Aim
Render every entry exactly as it appears.

Stored data:
* START *

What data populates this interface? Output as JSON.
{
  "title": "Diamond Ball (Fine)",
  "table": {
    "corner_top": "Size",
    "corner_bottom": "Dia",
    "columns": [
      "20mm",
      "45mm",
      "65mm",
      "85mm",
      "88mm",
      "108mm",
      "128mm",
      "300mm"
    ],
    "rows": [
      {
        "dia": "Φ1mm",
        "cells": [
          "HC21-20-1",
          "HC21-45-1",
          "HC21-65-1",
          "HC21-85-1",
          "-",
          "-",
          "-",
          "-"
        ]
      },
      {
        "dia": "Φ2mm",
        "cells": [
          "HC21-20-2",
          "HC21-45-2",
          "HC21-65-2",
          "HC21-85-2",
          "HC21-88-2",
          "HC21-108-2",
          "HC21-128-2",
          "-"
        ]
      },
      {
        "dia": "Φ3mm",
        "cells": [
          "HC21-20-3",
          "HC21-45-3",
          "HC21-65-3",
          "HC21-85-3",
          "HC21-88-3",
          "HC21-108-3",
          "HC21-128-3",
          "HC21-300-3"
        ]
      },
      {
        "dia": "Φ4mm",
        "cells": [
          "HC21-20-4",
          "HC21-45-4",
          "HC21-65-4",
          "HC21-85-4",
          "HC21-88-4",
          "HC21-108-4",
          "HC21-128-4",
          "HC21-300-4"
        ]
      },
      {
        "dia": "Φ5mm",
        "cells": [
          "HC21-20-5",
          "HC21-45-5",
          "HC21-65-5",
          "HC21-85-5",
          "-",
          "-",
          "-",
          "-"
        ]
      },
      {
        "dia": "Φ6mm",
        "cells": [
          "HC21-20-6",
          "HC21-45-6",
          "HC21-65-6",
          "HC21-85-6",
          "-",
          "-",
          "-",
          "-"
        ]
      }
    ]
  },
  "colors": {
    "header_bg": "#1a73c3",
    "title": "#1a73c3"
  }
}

* END *

Exercise solution
What data populates this interface? Output as JSON.
{
  "title": "Diamond Ball (Fine)",
  "table": {
    "corner_top": "Size",
    "corner_bottom": "Dia",
    "columns": [
      "20mm",
      "45mm",
      "65mm",
      "85mm",
      "88mm",
      "108mm",
      "128mm",
      "300mm"
    ],
    "rows": [
      {
        "dia": "Φ1mm",
        "cells": [
          "HC21-20-1",
          "HC21-45-1",
          "HC21-65-1",
          "HC21-85-1",
          "-",
          "-",
          "-",
          "-"
        ]
      },
      {
        "dia": "Φ2mm",
        "cells": [
          "HC21-20-2",
          "HC21-45-2",
          "HC21-65-2",
          "HC21-85-2",
          "HC21-88-2",
          "HC21-108-2",
          "HC21-128-2",
          "-"
        ]
      },
      {
        "dia": "Φ3mm",
        "cells": [
          "HC21-20-3",
          "HC21-45-3",
          "HC21-65-3",
          "HC21-85-3",
          "HC21-88-3",
          "HC21-108-3",
          "HC21-128-3",
          "HC21-300-3"
        ]
      },
      {
        "dia": "Φ4mm",
        "cells": [
          "HC21-20-4",
          "HC21-45-4",
          "HC21-65-4",
          "HC21-85-4",
          "HC21-88-4",
          "HC21-108-4",
          "HC21-128-4",
          "HC21-300-4"
        ]
      },
      {
        "dia": "Φ5mm",
        "cells": [
          "HC21-20-5",
          "HC21-45-5",
          "HC21-65-5",
          "HC21-85-5",
          "-",
          "-",
          "-",
          "-"
        ]
      },
      {
        "dia": "Φ6mm",
        "cells": [
          "HC21-20-6",
          "HC21-45-6",
          "HC21-65-6",
          "HC21-85-6",
          "-",
          "-",
          "-",
          "-"
        ]
      }
    ]
  },
  "colors": {
    "header_bg": "#1a73c3",
    "title": "#1a73c3"
  }
}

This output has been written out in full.